Records to process:
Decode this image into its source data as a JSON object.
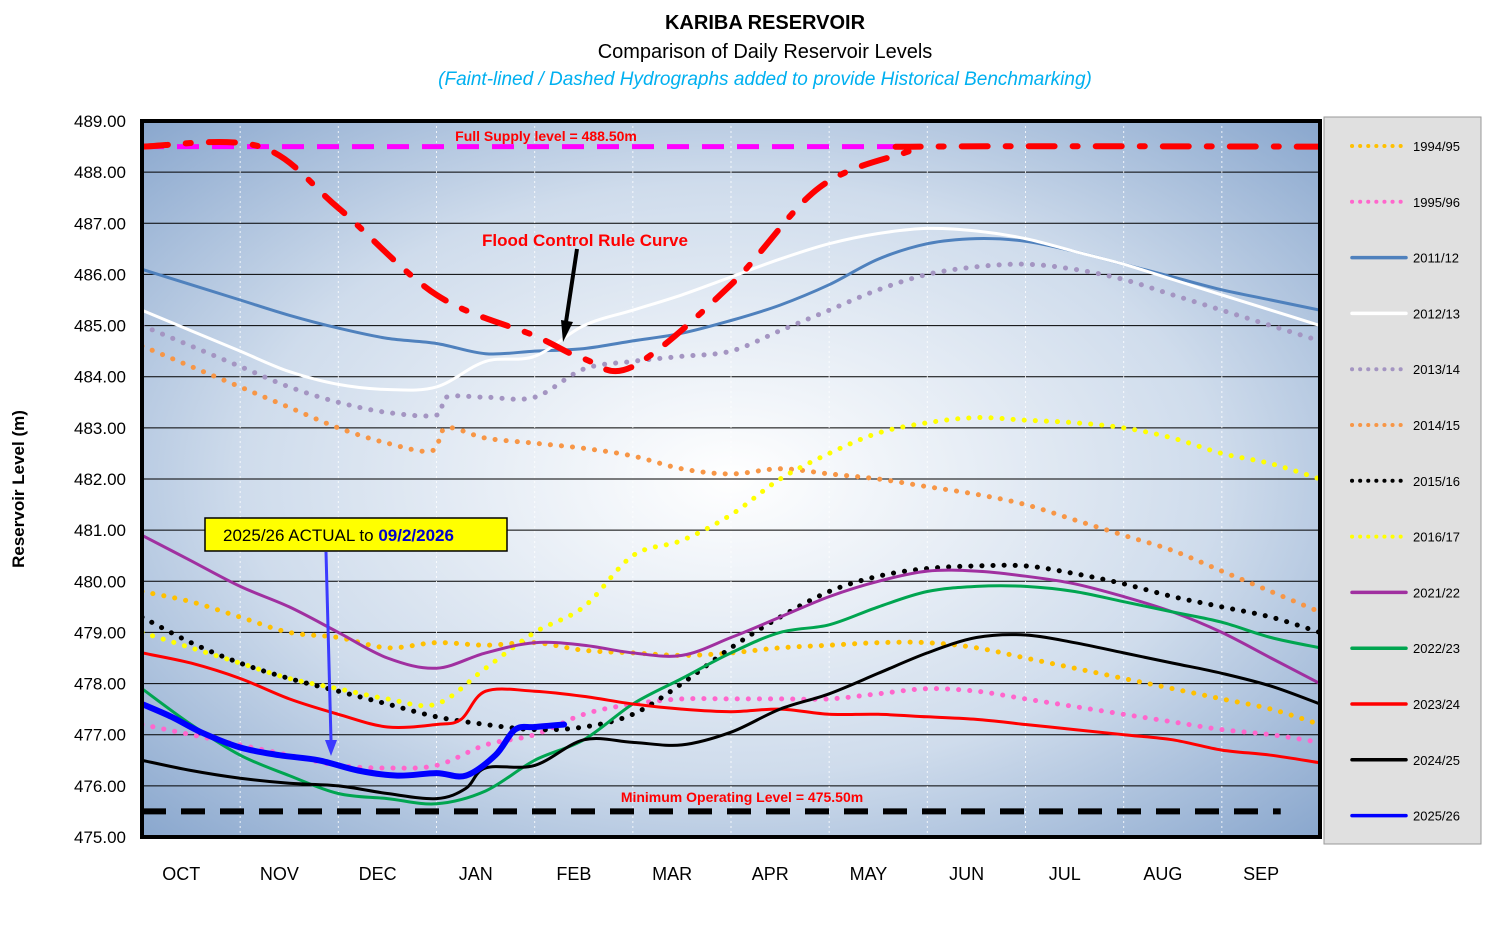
{
  "chart_data": {
    "type": "line",
    "title": "KARIBA  RESERVOIR",
    "subtitle": "Comparison  of  Daily  Reservoir  Levels",
    "subtitle2": "(Faint-lined / Dashed Hydrographs added to provide Historical Benchmarking)",
    "ylabel": "Reservoir Level (m)",
    "ylim": [
      475,
      489
    ],
    "y_ticks": [
      "475.00",
      "476.00",
      "477.00",
      "478.00",
      "479.00",
      "480.00",
      "481.00",
      "482.00",
      "483.00",
      "484.00",
      "485.00",
      "486.00",
      "487.00",
      "488.00",
      "489.00"
    ],
    "x_ticks": [
      "OCT",
      "NOV",
      "DEC",
      "JAN",
      "FEB",
      "MAR",
      "APR",
      "MAY",
      "JUN",
      "JUL",
      "AUG",
      "SEP"
    ],
    "xlim": [
      0,
      12
    ],
    "grid": true,
    "legend_position": "right",
    "annotations": {
      "full_supply": "Full  Supply  level  = 488.50m",
      "flood_control": "Flood Control Rule Curve",
      "min_operating": "Minimum  Operating Level = 475.50m",
      "actual_prefix": "2025/26 ACTUAL to ",
      "actual_date": "09/2/2026"
    },
    "reference_lines": [
      {
        "name": "Full Supply level",
        "value": 488.5,
        "color": "#ff00ff"
      },
      {
        "name": "Minimum Operating Level",
        "value": 475.5,
        "color": "#000000"
      }
    ],
    "rule_curve": {
      "name": "Flood Control Rule Curve",
      "color": "#ff0000",
      "x": [
        0,
        1.2,
        2.0,
        3.0,
        4.0,
        4.5,
        5.0,
        6.0,
        6.9,
        7.8,
        8.0,
        12.0
      ],
      "values": [
        488.5,
        488.5,
        487.3,
        485.6,
        484.8,
        484.35,
        484.2,
        485.8,
        487.7,
        488.4,
        488.5,
        488.5
      ]
    },
    "series": [
      {
        "name": "1994/95",
        "color": "#ffc000",
        "style": "dotted",
        "x": [
          0,
          0.5,
          1,
          1.5,
          2,
          2.5,
          3,
          3.5,
          4,
          4.5,
          5,
          5.5,
          6,
          6.5,
          7,
          7.5,
          8,
          8.5,
          9,
          9.5,
          10,
          10.5,
          11,
          11.5,
          12
        ],
        "values": [
          479.8,
          479.6,
          479.3,
          479.0,
          478.9,
          478.7,
          478.8,
          478.75,
          478.8,
          478.65,
          478.6,
          478.55,
          478.6,
          478.7,
          478.75,
          478.8,
          478.8,
          478.7,
          478.5,
          478.3,
          478.1,
          477.9,
          477.7,
          477.5,
          477.2
        ]
      },
      {
        "name": "1995/96",
        "color": "#ff66cc",
        "style": "dotted",
        "x": [
          0,
          0.5,
          1,
          1.5,
          2,
          2.5,
          3,
          3.5,
          4,
          4.5,
          5,
          5.5,
          6,
          6.5,
          7,
          7.5,
          8,
          8.5,
          9,
          9.5,
          10,
          10.5,
          11,
          11.5,
          12
        ],
        "values": [
          477.2,
          477.0,
          476.8,
          476.6,
          476.4,
          476.35,
          476.4,
          476.8,
          477.0,
          477.4,
          477.6,
          477.7,
          477.7,
          477.7,
          477.7,
          477.8,
          477.9,
          477.85,
          477.7,
          477.55,
          477.4,
          477.25,
          477.1,
          477.0,
          476.85
        ]
      },
      {
        "name": "2011/12",
        "color": "#4f81bd",
        "style": "solid",
        "x": [
          0,
          0.5,
          1,
          1.5,
          2,
          2.5,
          3,
          3.5,
          4,
          4.5,
          5,
          5.5,
          6,
          6.5,
          7,
          7.5,
          8,
          8.5,
          9,
          9.5,
          10,
          10.5,
          11,
          11.5,
          12
        ],
        "values": [
          486.1,
          485.8,
          485.5,
          485.2,
          484.95,
          484.75,
          484.65,
          484.45,
          484.5,
          484.55,
          484.7,
          484.85,
          485.1,
          485.4,
          485.8,
          486.3,
          486.6,
          486.7,
          486.65,
          486.45,
          486.2,
          485.95,
          485.7,
          485.5,
          485.3
        ]
      },
      {
        "name": "2012/13",
        "color": "#ffffff",
        "style": "solid",
        "x": [
          0,
          0.5,
          1,
          1.5,
          2,
          2.5,
          3,
          3.5,
          4,
          4.5,
          5,
          5.5,
          6,
          6.5,
          7,
          7.5,
          8,
          8.5,
          9,
          9.5,
          10,
          10.5,
          11,
          11.5,
          12
        ],
        "values": [
          485.3,
          484.9,
          484.5,
          484.1,
          483.85,
          483.75,
          483.8,
          484.3,
          484.4,
          485.0,
          485.3,
          485.6,
          485.95,
          486.3,
          486.6,
          486.8,
          486.9,
          486.85,
          486.7,
          486.45,
          486.2,
          485.9,
          485.6,
          485.3,
          485.0
        ]
      },
      {
        "name": "2013/14",
        "color": "#a495c2",
        "style": "dotted",
        "x": [
          0,
          0.5,
          1,
          1.5,
          2,
          2.5,
          3,
          3.1,
          3.5,
          4,
          4.5,
          5,
          5.5,
          6,
          6.5,
          7,
          7.5,
          8,
          8.5,
          9,
          9.5,
          10,
          10.5,
          11,
          11.5,
          12
        ],
        "values": [
          485.0,
          484.6,
          484.2,
          483.8,
          483.5,
          483.3,
          483.25,
          483.6,
          483.6,
          483.6,
          484.15,
          484.3,
          484.4,
          484.5,
          484.9,
          485.3,
          485.7,
          486.0,
          486.15,
          486.2,
          486.1,
          485.9,
          485.6,
          485.3,
          485.0,
          484.7
        ]
      },
      {
        "name": "2014/15",
        "color": "#f79646",
        "style": "dotted",
        "x": [
          0,
          0.5,
          1,
          1.5,
          2,
          2.5,
          2.95,
          3.1,
          3.5,
          4,
          4.5,
          5,
          5.5,
          6,
          6.5,
          7,
          7.5,
          8,
          8.5,
          9,
          9.5,
          10,
          10.5,
          11,
          11.5,
          12
        ],
        "values": [
          484.6,
          484.2,
          483.8,
          483.4,
          483.0,
          482.7,
          482.55,
          483.0,
          482.8,
          482.7,
          482.6,
          482.45,
          482.2,
          482.1,
          482.2,
          482.1,
          482.0,
          481.85,
          481.7,
          481.5,
          481.2,
          480.9,
          480.6,
          480.2,
          479.8,
          479.4
        ]
      },
      {
        "name": "2015/16",
        "color": "#000000",
        "style": "dotted",
        "x": [
          0,
          0.5,
          1,
          1.5,
          2,
          2.5,
          3,
          3.5,
          4,
          4.5,
          5,
          5.5,
          6,
          6.5,
          7,
          7.5,
          8,
          8.5,
          9,
          9.5,
          10,
          10.5,
          11,
          11.5,
          12
        ],
        "values": [
          479.3,
          478.8,
          478.4,
          478.1,
          477.85,
          477.6,
          477.35,
          477.2,
          477.1,
          477.15,
          477.4,
          478.0,
          478.7,
          479.3,
          479.8,
          480.1,
          480.25,
          480.3,
          480.3,
          480.15,
          479.95,
          479.7,
          479.5,
          479.3,
          479.0
        ]
      },
      {
        "name": "2016/17",
        "color": "#ffff00",
        "style": "dotted",
        "x": [
          0,
          0.5,
          1,
          1.5,
          2,
          2.5,
          3,
          3.5,
          4,
          4.5,
          5,
          5.5,
          6,
          6.5,
          7,
          7.5,
          8,
          8.5,
          9,
          9.5,
          10,
          10.5,
          11,
          11.5,
          12
        ],
        "values": [
          479.0,
          478.7,
          478.4,
          478.1,
          477.9,
          477.7,
          477.6,
          478.3,
          479.0,
          479.5,
          480.5,
          480.8,
          481.3,
          482.0,
          482.5,
          482.9,
          483.1,
          483.2,
          483.15,
          483.1,
          483.0,
          482.8,
          482.5,
          482.3,
          482.0
        ]
      },
      {
        "name": "2021/22",
        "color": "#a030a0",
        "style": "solid",
        "x": [
          0,
          0.5,
          1,
          1.5,
          2,
          2.5,
          3,
          3.5,
          4,
          4.5,
          5,
          5.5,
          6,
          6.5,
          7,
          7.5,
          8,
          8.5,
          9,
          9.5,
          10,
          10.5,
          11,
          11.5,
          12
        ],
        "values": [
          480.9,
          480.4,
          479.9,
          479.5,
          479.0,
          478.5,
          478.3,
          478.6,
          478.8,
          478.75,
          478.6,
          478.55,
          478.9,
          479.3,
          479.7,
          480.0,
          480.2,
          480.2,
          480.1,
          479.95,
          479.7,
          479.4,
          479.0,
          478.5,
          478.0
        ]
      },
      {
        "name": "2022/23",
        "color": "#00a550",
        "style": "solid",
        "x": [
          0,
          0.5,
          1,
          1.5,
          2,
          2.5,
          3,
          3.5,
          4,
          4.5,
          5,
          5.5,
          6,
          6.5,
          7,
          7.5,
          8,
          8.5,
          9,
          9.5,
          10,
          10.5,
          11,
          11.5,
          12
        ],
        "values": [
          477.9,
          477.2,
          476.6,
          476.2,
          475.85,
          475.75,
          475.65,
          475.9,
          476.5,
          476.9,
          477.6,
          478.1,
          478.6,
          479.0,
          479.15,
          479.5,
          479.8,
          479.9,
          479.9,
          479.8,
          479.6,
          479.4,
          479.2,
          478.9,
          478.7
        ]
      },
      {
        "name": "2023/24",
        "color": "#ff0000",
        "style": "solid",
        "x": [
          0,
          0.5,
          1,
          1.5,
          2,
          2.5,
          3,
          3.25,
          3.5,
          4,
          4.5,
          5,
          5.5,
          6,
          6.5,
          7,
          7.5,
          8,
          8.5,
          9,
          9.5,
          10,
          10.5,
          11,
          11.5,
          12
        ],
        "values": [
          478.6,
          478.4,
          478.1,
          477.7,
          477.4,
          477.15,
          477.2,
          477.3,
          477.85,
          477.85,
          477.75,
          477.6,
          477.5,
          477.45,
          477.5,
          477.4,
          477.4,
          477.35,
          477.3,
          477.2,
          477.1,
          477.0,
          476.9,
          476.7,
          476.6,
          476.45
        ]
      },
      {
        "name": "2024/25",
        "color": "#000000",
        "style": "solid",
        "x": [
          0,
          0.5,
          1,
          1.5,
          2,
          2.5,
          3,
          3.3,
          3.5,
          4,
          4.5,
          5,
          5.5,
          6,
          6.5,
          7,
          7.5,
          8,
          8.5,
          9,
          9.5,
          10,
          10.5,
          11,
          11.5,
          12
        ],
        "values": [
          476.5,
          476.3,
          476.15,
          476.05,
          476.0,
          475.85,
          475.75,
          475.95,
          476.35,
          476.4,
          476.9,
          476.85,
          476.8,
          477.05,
          477.5,
          477.8,
          478.2,
          478.6,
          478.9,
          478.95,
          478.8,
          478.6,
          478.4,
          478.2,
          477.95,
          477.6
        ]
      },
      {
        "name": "2025/26",
        "color": "#0000ff",
        "style": "solid",
        "bold": true,
        "x": [
          0,
          0.3,
          0.6,
          1.0,
          1.4,
          1.8,
          2.2,
          2.6,
          3.0,
          3.3,
          3.6,
          3.8,
          4.0,
          4.3
        ],
        "values": [
          477.6,
          477.35,
          477.05,
          476.75,
          476.6,
          476.5,
          476.3,
          476.2,
          476.25,
          476.2,
          476.6,
          477.1,
          477.15,
          477.2
        ]
      }
    ]
  }
}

Directions for this task:
Reproduce every line from the entries that holds the word "Control".

Solved problem:
      "flood_control": "Flood Control Rule Curve",
      "name": "Flood Control Rule Curve",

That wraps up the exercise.